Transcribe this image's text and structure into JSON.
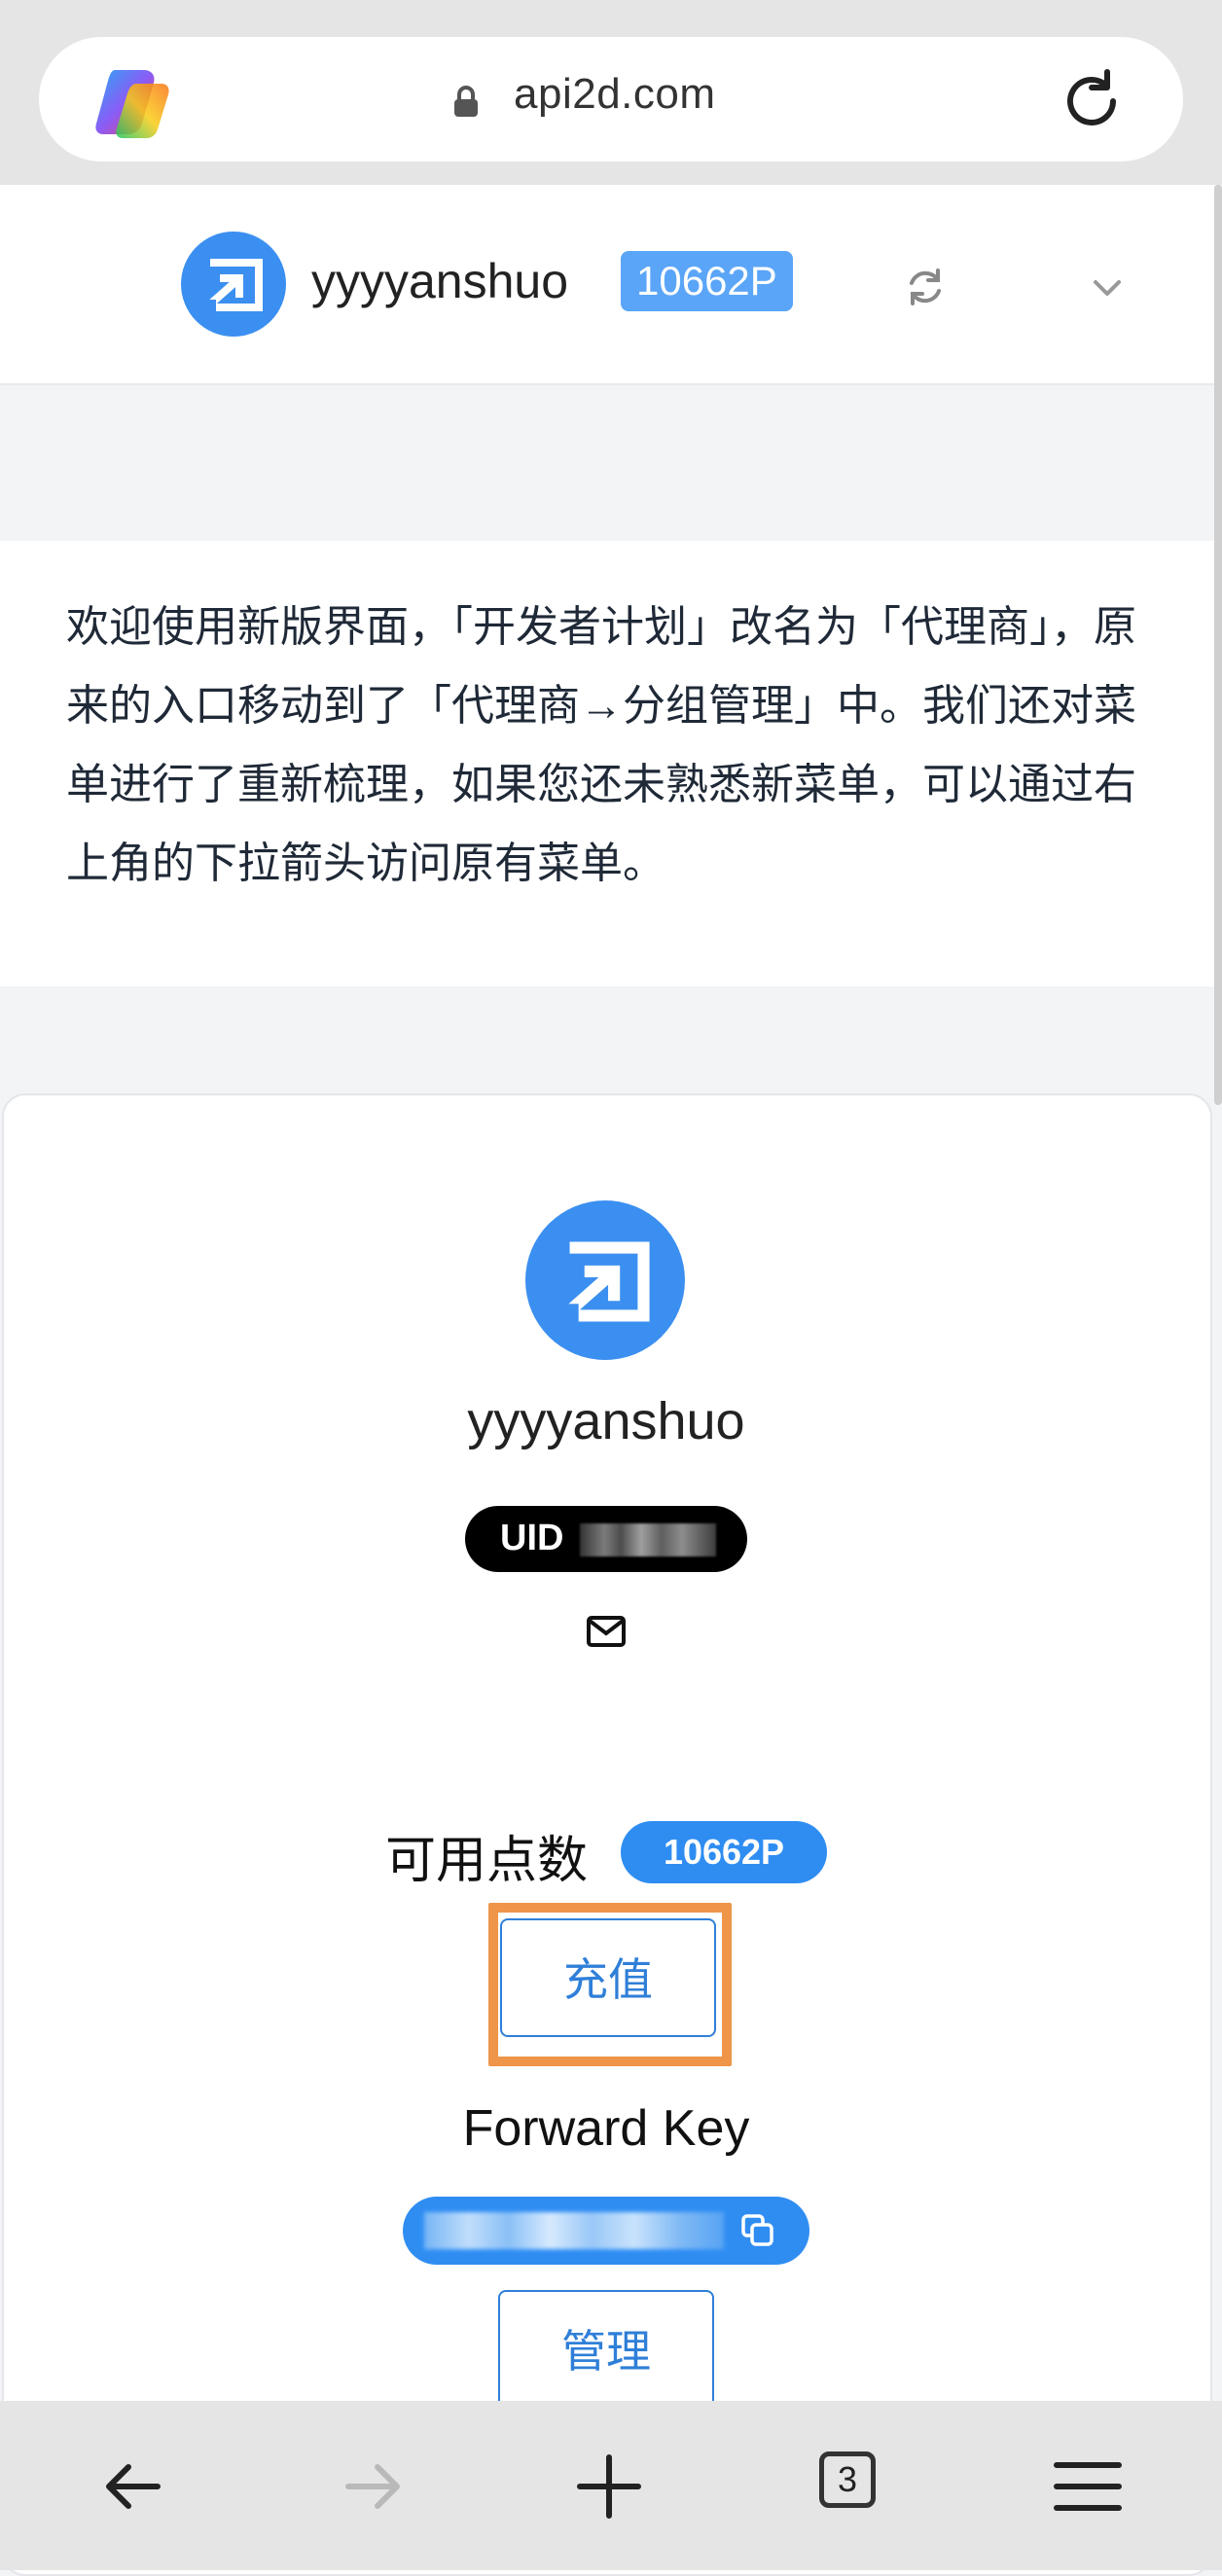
{
  "browser": {
    "url": "api2d.com",
    "tabs_count": "3"
  },
  "header": {
    "username": "yyyyanshuo",
    "points_badge": "10662P"
  },
  "notice": {
    "text": "欢迎使用新版界面，「开发者计划」改名为「代理商」，原来的入口移动到了「代理商→分组管理」中。我们还对菜单进行了重新梳理，如果您还未熟悉新菜单，可以通过右上角的下拉箭头访问原有菜单。"
  },
  "profile": {
    "username": "yyyyanshuo",
    "uid_label": "UID",
    "points_label": "可用点数",
    "points_value": "10662P",
    "recharge_label": "充值",
    "forward_key_label": "Forward Key",
    "manage_label": "管理"
  },
  "colors": {
    "accent": "#2f8df2",
    "highlight": "#ef9549"
  }
}
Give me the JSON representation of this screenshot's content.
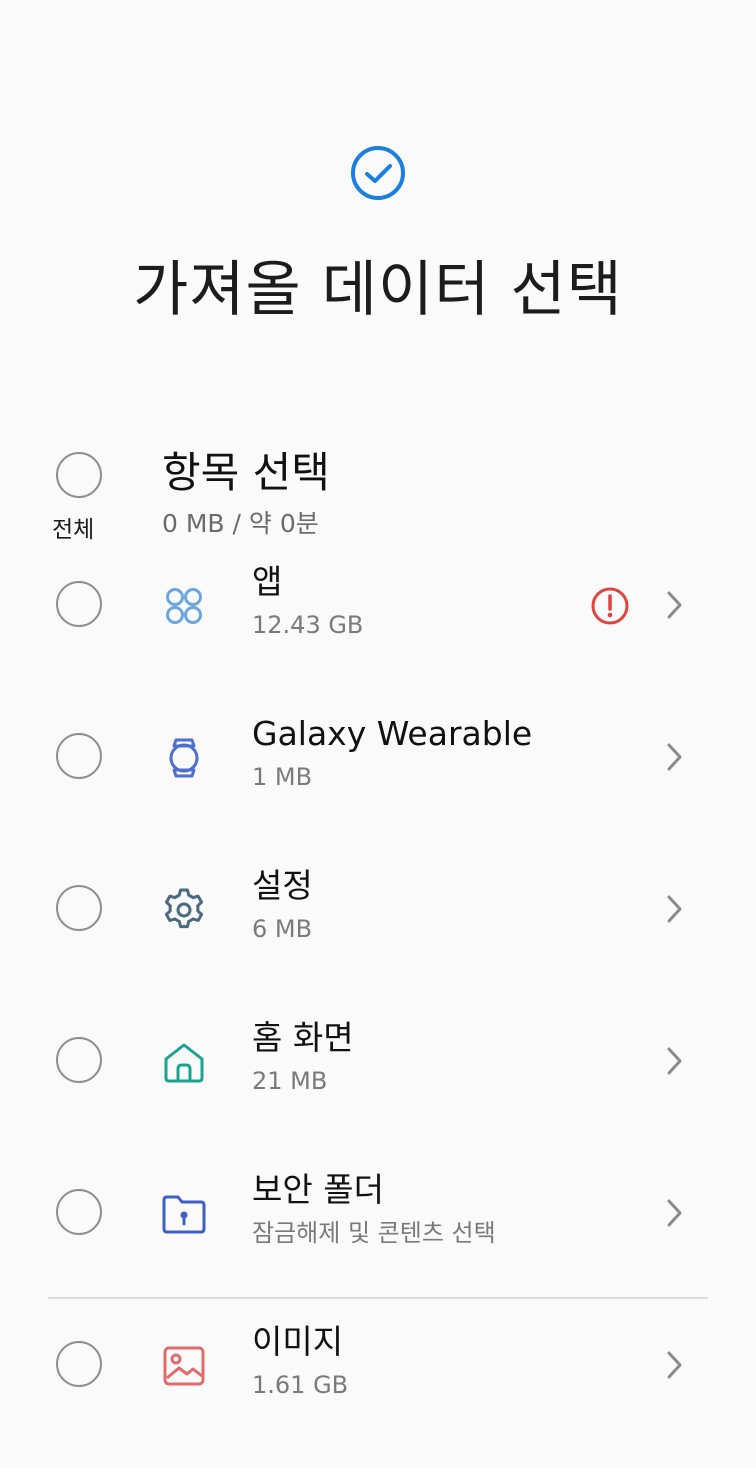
{
  "header": {
    "title": "가져올 데이터 선택"
  },
  "select_all": {
    "label": "전체",
    "section_title": "항목 선택",
    "summary": "0 MB / 약 0분"
  },
  "items": [
    {
      "title": "앱",
      "subtitle": "12.43 GB",
      "icon": "apps-grid-icon",
      "icon_color": "#6aa6e0"
    },
    {
      "title": "Galaxy Wearable",
      "subtitle": "1 MB",
      "icon": "watch-icon",
      "icon_color": "#4f6fd0"
    },
    {
      "title": "설정",
      "subtitle": "6 MB",
      "icon": "gear-icon",
      "icon_color": "#4b6a80"
    },
    {
      "title": "홈 화면",
      "subtitle": "21 MB",
      "icon": "home-icon",
      "icon_color": "#1ba38f"
    },
    {
      "title": "보안 폴더",
      "subtitle": "잠금해제 및 콘텐츠 선택",
      "icon": "secure-folder-icon",
      "icon_color": "#3f5fc8"
    },
    {
      "title": "이미지",
      "subtitle": "1.61 GB",
      "icon": "image-icon",
      "icon_color": "#e06b6b"
    }
  ],
  "colors": {
    "accent": "#1a7fe0",
    "warning": "#e0453d",
    "radio_border": "#8e8e8e",
    "chevron": "#8a8a8a"
  }
}
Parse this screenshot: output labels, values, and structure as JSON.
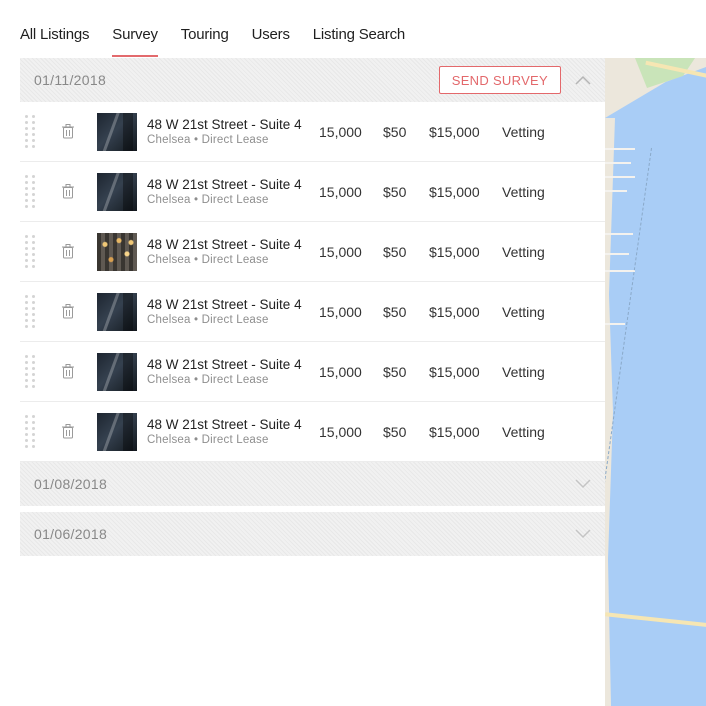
{
  "tabs": [
    {
      "label": "All Listings",
      "active": false
    },
    {
      "label": "Survey",
      "active": true
    },
    {
      "label": "Touring",
      "active": false
    },
    {
      "label": "Users",
      "active": false
    },
    {
      "label": "Listing Search",
      "active": false
    }
  ],
  "groups": [
    {
      "date": "01/11/2018",
      "expanded": true,
      "action_label": "SEND SURVEY"
    },
    {
      "date": "01/08/2018",
      "expanded": false
    },
    {
      "date": "01/06/2018",
      "expanded": false
    }
  ],
  "listings": [
    {
      "title": "48 W 21st Street - Suite 4",
      "subtitle": "Chelsea • Direct Lease",
      "sqft": "15,000",
      "rate": "$50",
      "total": "$15,000",
      "status": "Vetting",
      "thumb": "dark"
    },
    {
      "title": "48 W 21st Street - Suite 4",
      "subtitle": "Chelsea • Direct Lease",
      "sqft": "15,000",
      "rate": "$50",
      "total": "$15,000",
      "status": "Vetting",
      "thumb": "dark"
    },
    {
      "title": "48 W 21st Street - Suite 4",
      "subtitle": "Chelsea • Direct Lease",
      "sqft": "15,000",
      "rate": "$50",
      "total": "$15,000",
      "status": "Vetting",
      "thumb": "lit"
    },
    {
      "title": "48 W 21st Street - Suite 4",
      "subtitle": "Chelsea • Direct Lease",
      "sqft": "15,000",
      "rate": "$50",
      "total": "$15,000",
      "status": "Vetting",
      "thumb": "dark"
    },
    {
      "title": "48 W 21st Street - Suite 4",
      "subtitle": "Chelsea • Direct Lease",
      "sqft": "15,000",
      "rate": "$50",
      "total": "$15,000",
      "status": "Vetting",
      "thumb": "dark"
    },
    {
      "title": "48 W 21st Street - Suite 4",
      "subtitle": "Chelsea • Direct Lease",
      "sqft": "15,000",
      "rate": "$50",
      "total": "$15,000",
      "status": "Vetting",
      "thumb": "dark"
    }
  ],
  "colors": {
    "accent": "#e3686b",
    "map_water": "#a9cdf6"
  },
  "icons": {
    "drag": "drag-handle-icon",
    "delete": "trash-icon",
    "expand": "chevron-down-icon",
    "collapse": "chevron-up-icon"
  }
}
────────────────────────────────────────
→ **Task description**: Reproduce every entry word for word, but omit the pictures.

→ **Written response**:
Transcribe this image's text and structure into JSON.
{
  "browser": {
    "url": "api2d.com",
    "tabs_count": "3"
  },
  "header": {
    "username": "yyyyanshuo",
    "points_badge": "10662P"
  },
  "notice": {
    "text": "欢迎使用新版界面，「开发者计划」改名为「代理商」，原来的入口移动到了「代理商→分组管理」中。我们还对菜单进行了重新梳理，如果您还未熟悉新菜单，可以通过右上角的下拉箭头访问原有菜单。"
  },
  "profile": {
    "username": "yyyyanshuo",
    "uid_label": "UID",
    "points_label": "可用点数",
    "points_value": "10662P",
    "recharge_label": "充值",
    "forward_key_label": "Forward Key",
    "manage_label": "管理"
  },
  "colors": {
    "accent": "#2f8df2",
    "highlight": "#ef9549"
  }
}
Give me the JSON representation of this screenshot's content.
{
  "header": {
    "title": "가져올 데이터 선택"
  },
  "select_all": {
    "label": "전체",
    "section_title": "항목 선택",
    "summary": "0 MB / 약 0분"
  },
  "items": [
    {
      "title": "앱",
      "subtitle": "12.43 GB",
      "icon": "apps-grid-icon",
      "icon_color": "#6aa6e0"
    },
    {
      "title": "Galaxy Wearable",
      "subtitle": "1 MB",
      "icon": "watch-icon",
      "icon_color": "#4f6fd0"
    },
    {
      "title": "설정",
      "subtitle": "6 MB",
      "icon": "gear-icon",
      "icon_color": "#4b6a80"
    },
    {
      "title": "홈 화면",
      "subtitle": "21 MB",
      "icon": "home-icon",
      "icon_color": "#1ba38f"
    },
    {
      "title": "보안 폴더",
      "subtitle": "잠금해제 및 콘텐츠 선택",
      "icon": "secure-folder-icon",
      "icon_color": "#3f5fc8"
    },
    {
      "title": "이미지",
      "subtitle": "1.61 GB",
      "icon": "image-icon",
      "icon_color": "#e06b6b"
    }
  ],
  "colors": {
    "accent": "#1a7fe0",
    "warning": "#e0453d",
    "radio_border": "#8e8e8e",
    "chevron": "#8a8a8a"
  }
}
Parse this screenshot: output labels, values, and structure as JSON.
{
  "tabs": [
    {
      "label": "All Listings",
      "active": false
    },
    {
      "label": "Survey",
      "active": true
    },
    {
      "label": "Touring",
      "active": false
    },
    {
      "label": "Users",
      "active": false
    },
    {
      "label": "Listing Search",
      "active": false
    }
  ],
  "groups": [
    {
      "date": "01/11/2018",
      "expanded": true,
      "action_label": "SEND SURVEY"
    },
    {
      "date": "01/08/2018",
      "expanded": false
    },
    {
      "date": "01/06/2018",
      "expanded": false
    }
  ],
  "listings": [
    {
      "title": "48 W 21st Street - Suite 4",
      "subtitle": "Chelsea • Direct Lease",
      "sqft": "15,000",
      "rate": "$50",
      "total": "$15,000",
      "status": "Vetting",
      "thumb": "dark"
    },
    {
      "title": "48 W 21st Street - Suite 4",
      "subtitle": "Chelsea • Direct Lease",
      "sqft": "15,000",
      "rate": "$50",
      "total": "$15,000",
      "status": "Vetting",
      "thumb": "dark"
    },
    {
      "title": "48 W 21st Street - Suite 4",
      "subtitle": "Chelsea • Direct Lease",
      "sqft": "15,000",
      "rate": "$50",
      "total": "$15,000",
      "status": "Vetting",
      "thumb": "lit"
    },
    {
      "title": "48 W 21st Street - Suite 4",
      "subtitle": "Chelsea • Direct Lease",
      "sqft": "15,000",
      "rate": "$50",
      "total": "$15,000",
      "status": "Vetting",
      "thumb": "dark"
    },
    {
      "title": "48 W 21st Street - Suite 4",
      "subtitle": "Chelsea • Direct Lease",
      "sqft": "15,000",
      "rate": "$50",
      "total": "$15,000",
      "status": "Vetting",
      "thumb": "dark"
    },
    {
      "title": "48 W 21st Street - Suite 4",
      "subtitle": "Chelsea • Direct Lease",
      "sqft": "15,000",
      "rate": "$50",
      "total": "$15,000",
      "status": "Vetting",
      "thumb": "dark"
    }
  ],
  "colors": {
    "accent": "#e3686b",
    "map_water": "#a9cdf6"
  },
  "icons": {
    "drag": "drag-handle-icon",
    "delete": "trash-icon",
    "expand": "chevron-down-icon",
    "collapse": "chevron-up-icon"
  }
}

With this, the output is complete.